#### Task description:
Without the images, output each record below as it stands.

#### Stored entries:
↓
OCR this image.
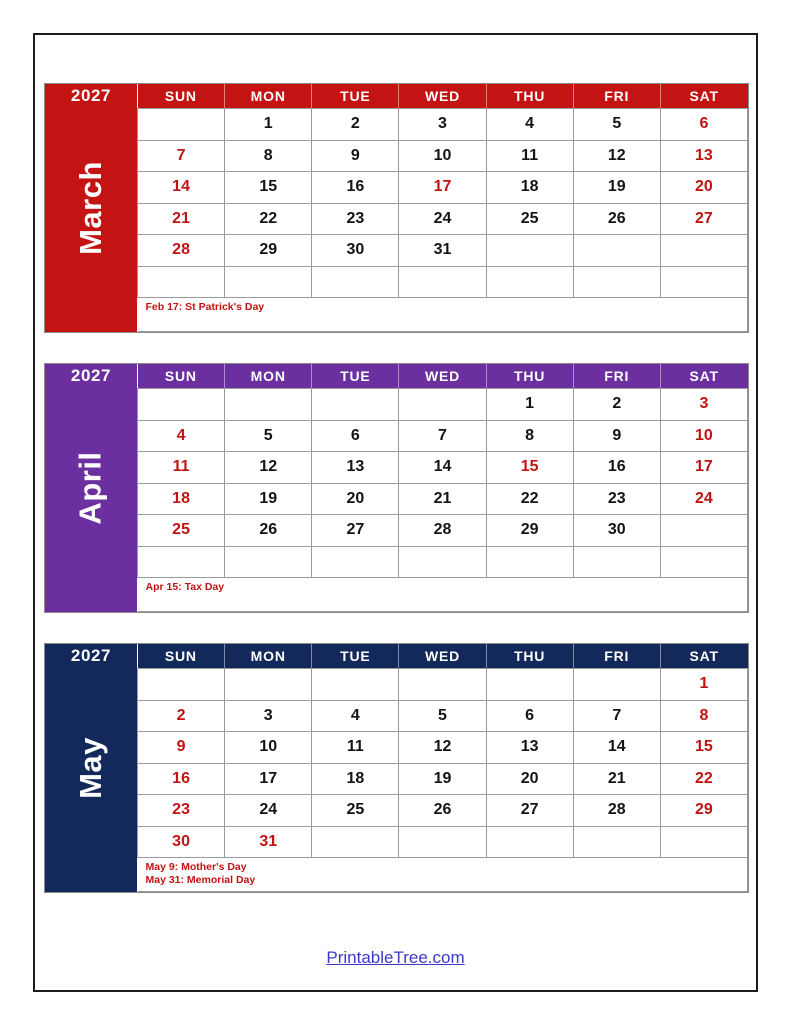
March
2027	SUN	MON	TUE	WED	THU	FRI	SAT
	1	2	3	4	5	6
7	8	9	10	11	12	13
14	15	16	17	18	19	20
21	22	23	24	25	26	27
28	29	30	31			

Feb 17: St Patrick's Day						
April
2027	SUN	MON	TUE	WED	THU	FRI	SAT
				1	2	3
4	5	6	7	8	9	10
11	12	13	14	15	16	17
18	19	20	21	22	23	24
25	26	27	28	29	30	

Apr 15: Tax Day						
May
2027	SUN	MON	TUE	WED	THU	FRI	SAT
						1
2	3	4	5	6	7	8
9	10	11	12	13	14	15
16	17	18	19	20	21	22
23	24	25	26	27	28	29
30	31					

May 9: Mother's Day
May 31: Memorial Day						
PrintableTree.com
↑
#### Finished exercise:
OCR this image.
March
2027	SUN	MON	TUE	WED	THU	FRI	SAT
	1	2	3	4	5	6
7	8	9	10	11	12	13
14	15	16	17	18	19	20
21	22	23	24	25	26	27
28	29	30	31			

Feb 17: St Patrick's Day						
April
2027	SUN	MON	TUE	WED	THU	FRI	SAT
				1	2	3
4	5	6	7	8	9	10
11	12	13	14	15	16	17
18	19	20	21	22	23	24
25	26	27	28	29	30	

Apr 15: Tax Day						
May
2027	SUN	MON	TUE	WED	THU	FRI	SAT
						1
2	3	4	5	6	7	8
9	10	11	12	13	14	15
16	17	18	19	20	21	22
23	24	25	26	27	28	29
30	31					

May 9: Mother's Day
May 31: Memorial Day						
PrintableTree.com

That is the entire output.